*** Material for this exercise

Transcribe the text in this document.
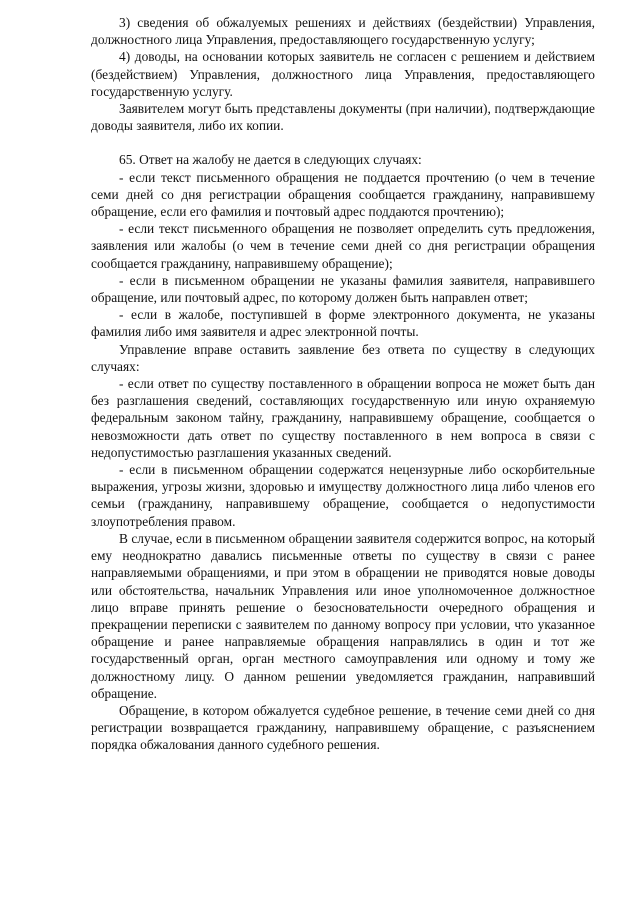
3) сведения об обжалуемых решениях и действиях (бездействии) Управления, должностного лица Управления, предоставляющего государственную услугу;

4) доводы, на основании которых заявитель не согласен с решением и действием (бездействием) Управления, должностного лица Управления, предоставляющего государственную услугу.

Заявителем могут быть представлены документы (при наличии), подтверждающие доводы заявителя, либо их копии.

65. Ответ на жалобу не дается в следующих случаях:

- если текст письменного обращения не поддается прочтению (о чем в течение семи дней со дня регистрации обращения сообщается гражданину, направившему обращение, если его фамилия и почтовый адрес поддаются прочтению);

- если текст письменного обращения не позволяет определить суть предложения, заявления или жалобы (о чем в течение семи дней со дня регистрации обращения сообщается гражданину, направившему обращение);

- если в письменном обращении не указаны фамилия заявителя, направившего обращение, или почтовый адрес, по которому должен быть направлен ответ;

- если в жалобе, поступившей в форме электронного документа, не указаны фамилия либо имя заявителя и адрес электронной почты.

Управление вправе оставить заявление без ответа по существу в следующих случаях:

- если ответ по существу поставленного в обращении вопроса не может быть дан без разглашения сведений, составляющих государственную или иную охраняемую федеральным законом тайну, гражданину, направившему обращение, сообщается о невозможности дать ответ по существу поставленного в нем вопроса в связи с недопустимостью разглашения указанных сведений.

- если в письменном обращении содержатся нецензурные либо оскорбительные выражения, угрозы жизни, здоровью и имуществу должностного лица либо членов его семьи (гражданину, направившему обращение, сообщается о недопустимости злоупотребления правом.

В случае, если в письменном обращении заявителя содержится вопрос, на который ему неоднократно давались письменные ответы по существу в связи с ранее направляемыми обращениями, и при этом в обращении не приводятся новые доводы или обстоятельства, начальник Управления или иное уполномоченное должностное лицо вправе принять решение о безосновательности очередного обращения и прекращении переписки с заявителем по данному вопросу при условии, что указанное обращение и ранее направляемые обращения направлялись в один и тот же государственный орган, орган местного самоуправления или одному и тому же должностному лицу. О данном решении уведомляется гражданин, направивший обращение.

Обращение, в котором обжалуется судебное решение, в течение семи дней со дня регистрации возвращается гражданину, направившему обращение, с разъяснением порядка обжалования данного судебного решения.
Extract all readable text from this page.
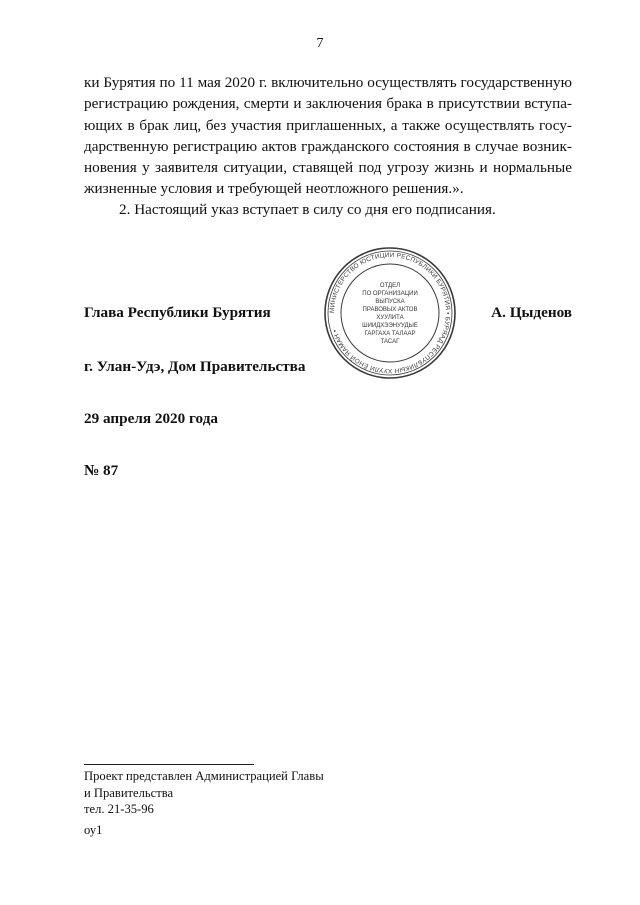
7
ки Бурятия по 11 мая 2020 г. включительно осуществлять государственную
регистрацию рождения, смерти и заключения брака в присутствии вступа-
ющих в брак лиц, без участия приглашенных, а также осуществлять госу-
дарственную регистрацию актов гражданского состояния в случае возник-
новения у заявителя ситуации, ставящей под угрозу жизнь и нормальные
жизненные условия и требующей неотложного решения.».

2. Настоящий указ вступает в силу со дня его подписания.

МИНИСТЕРСТВО ЮСТИЦИИ РЕСПУБЛИКИ БУРЯТИЯ • БУРЯАД РЕСПУБЛИКЫН ХУУЛИ ЁНОЙ ЯАМАН •
ОТДЕЛ
ПО ОРГАНИЗАЦИИ
ВЫПУСКА
ПРАВОВЫХ АКТОВ
ХУУЛИТА
ШИИДХЭЭНУУДЫЕ
ГАРГАХА ТАЛААР
ТАСАГ
Глава Республики Бурятия	А. Цыденов
г. Улан-Удэ, Дом Правительства
29 апреля 2020 года
№ 87
Проект представлен Администрацией Главы
и Правительства
тел. 21-35-96
оу1
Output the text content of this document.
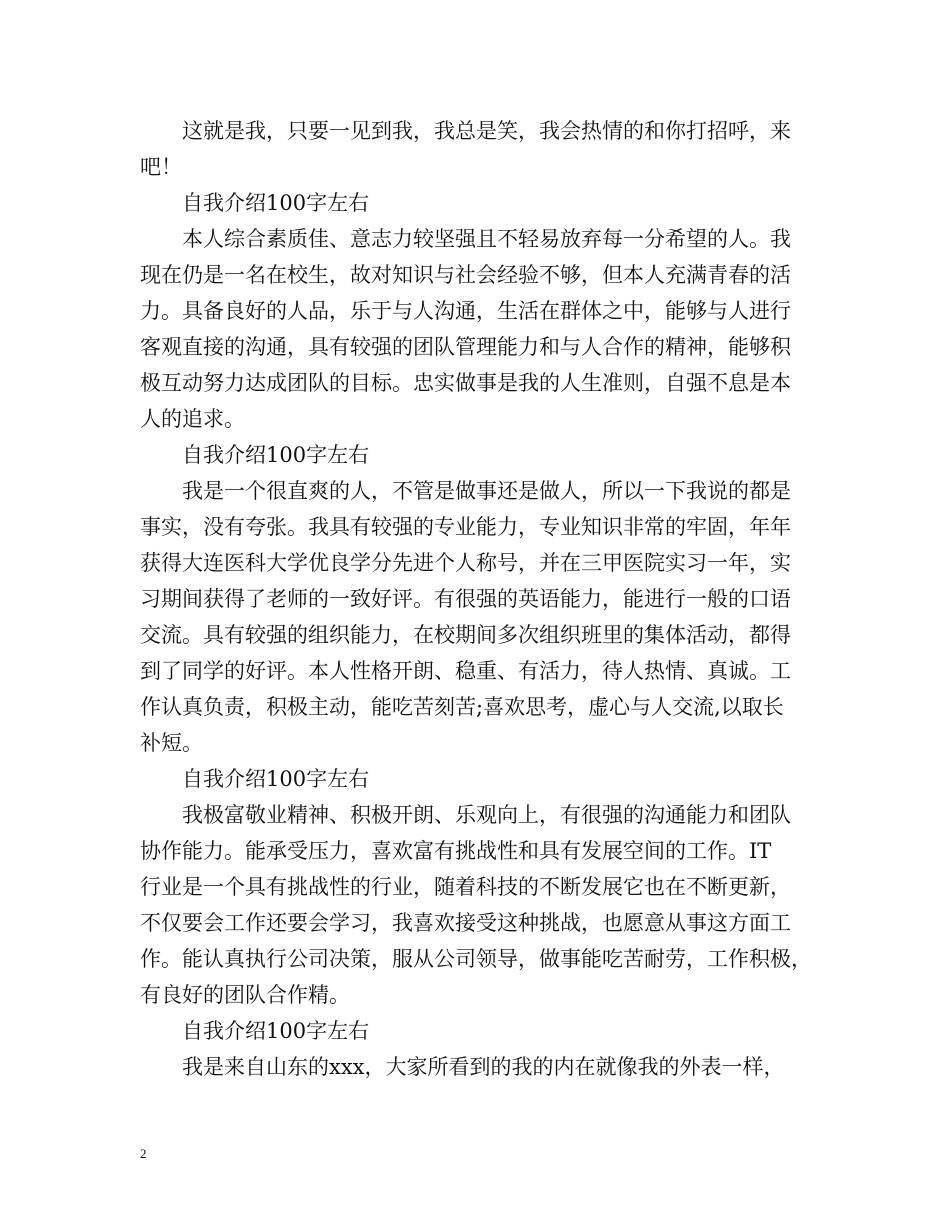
这就是我，只要一见到我，我总是笑，我会热情的和你打招呼，来
吧！
自我介绍100字左右
本人综合素质佳、意志力较坚强且不轻易放弃每一分希望的人。我
现在仍是一名在校生，故对知识与社会经验不够，但本人充满青春的活
力。具备良好的人品，乐于与人沟通，生活在群体之中，能够与人进行
客观直接的沟通，具有较强的团队管理能力和与人合作的精神，能够积
极互动努力达成团队的目标。忠实做事是我的人生准则，自强不息是本
人的追求。
自我介绍100字左右
我是一个很直爽的人，不管是做事还是做人，所以一下我说的都是
事实，没有夸张。我具有较强的专业能力，专业知识非常的牢固，年年
获得大连医科大学优良学分先进个人称号，并在三甲医院实习一年，实
习期间获得了老师的一致好评。有很强的英语能力，能进行一般的口语
交流。具有较强的组织能力，在校期间多次组织班里的集体活动，都得
到了同学的好评。本人性格开朗、稳重、有活力，待人热情、真诚。工
作认真负责，积极主动，能吃苦刻苦;喜欢思考，虚心与人交流,以取长
补短。
自我介绍100字左右
我极富敬业精神、积极开朗、乐观向上，有很强的沟通能力和团队
协作能力。能承受压力，喜欢富有挑战性和具有发展空间的工作。IT
行业是一个具有挑战性的行业，随着科技的不断发展它也在不断更新，
不仅要会工作还要会学习，我喜欢接受这种挑战，也愿意从事这方面工
作。能认真执行公司决策，服从公司领导，做事能吃苦耐劳，工作积极，
有良好的团队合作精。
自我介绍100字左右
我是来自山东的xxx，大家所看到的我的内在就像我的外表一样，
2
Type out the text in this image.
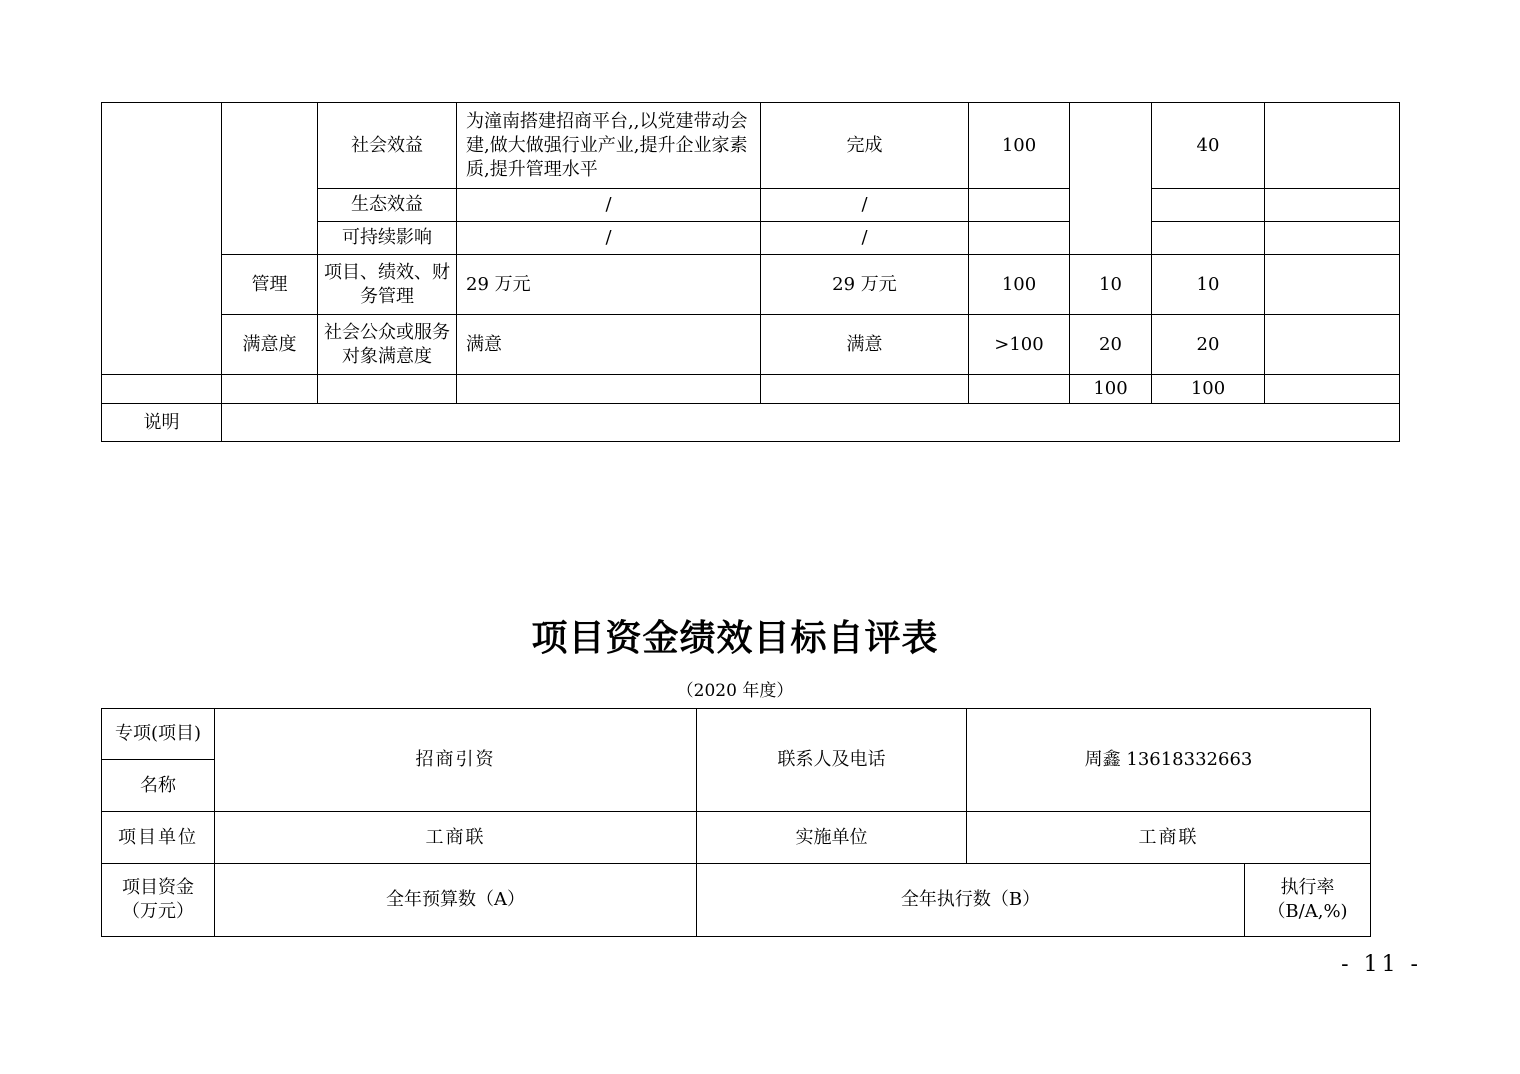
		社会效益	为潼南搭建招商平台,,以党建带动会建,做大做强行业产业,提升企业家素质,提升管理水平	完成	100		40	
		生态效益	/	/				
		可持续影响	/	/				
	管理	项目、绩效、财务管理	29 万元	29 万元	100	10	10	
	满意度	社会公众或服务对象满意度	满意	满意	>100	20	20	
						100	100	
说明								
项目资金绩效目标自评表
（2020 年度）
专项(项目)	招商引资	联系人及电话	周鑫 13618332663	
名称				
项目单位	工商联	实施单位	工商联	
项目资金（万元）	全年预算数（A）	全年执行数（B）		执行率（B/A,%)
- 11 -
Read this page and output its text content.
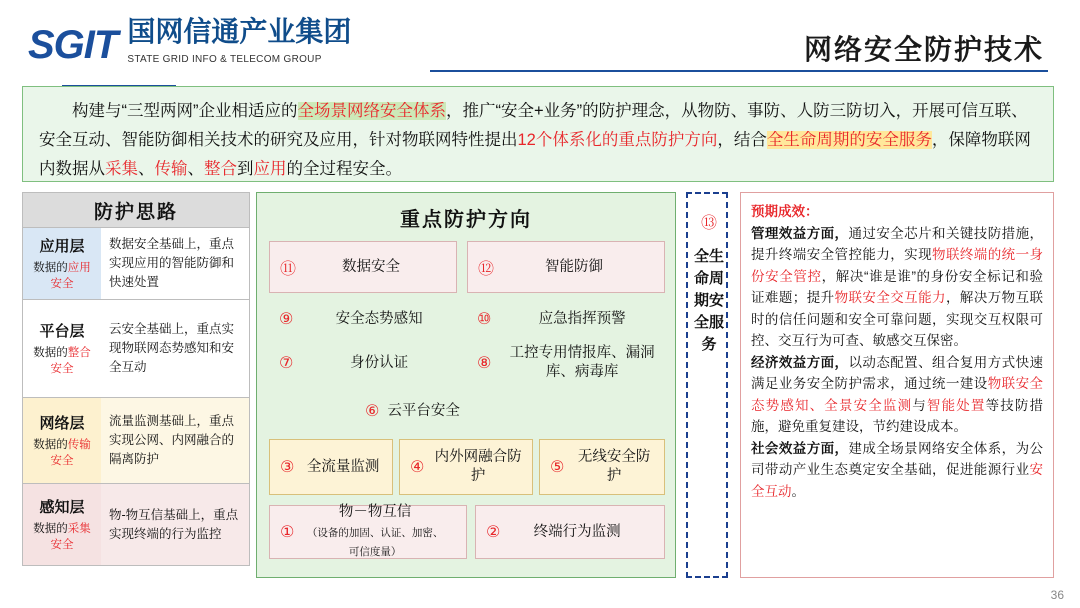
SGIT 国网信通产业集团
STATE GRID INFO & TELECOM GROUP	网络安全防护技术

构建与“三型两网”企业相适应的全场景网络安全体系，推广“安全+业务”的防护理念，从物防、事防、人防三防切入，开展可信互联、安全互动、智能防御相关技术的研究及应用，针对物联网特性提出12个体系化的重点防护方向，结合全生命周期的安全服务，保障物联网内数据从采集、传输、整合到应用的全过程安全。

防护思路
应用层
数据的应用
安全
数据安全基础上，重点实现应用的智能防御和快速处置
平台层
数据的整合
安全
云安全基础上，重点实现物联网态势感知和安全互动
网络层
数据的传输
安全
流量监测基础上，重点实现公网、内网融合的隔离防护
感知层
数据的采集
安全
物-物互信基础上，重点实现终端的行为监控
重点防护方向
⑪	数据安全	⑫	智能防御
⑨	安全态势感知	⑩	应急指挥预警
⑦	身份认证	⑧
工控专用情报库、漏洞库、病毒库
⑥ 云平台安全
③ 全流量监测	④
内外网融合防护	⑤
无线安全防护
①
物－物互信
（设备的加固、认证、加密、可信度量）
②	终端行为监测
⑬
全生命周期安全服务
预期成效：
管理效益方面，通过安全芯片和关键技防措施，提升终端安全管控能力，实现物联终端的统一身份安全管控，解决“谁是谁”的身份安全标记和验证难题；提升物联安全交互能力，解决万物互联时的信任问题和安全可靠问题，实现交互权限可控、交互行为可查、敏感交互保密。
经济效益方面，以动态配置、组合复用方式快速满足业务安全防护需求，通过统一建设物联安全态势感知、全景安全监测与智能处置等技防措施，避免重复建设，节约建设成本。
社会效益方面，建成全场景网络安全体系，为公司带动产业生态奠定安全基础，促进能源行业安全互动。
36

******

> **Written problem**: Pull out each line of the records holding the string "Правительства".

> **In response**:
г. Улан-Удэ, Дом Правительства
и Правительства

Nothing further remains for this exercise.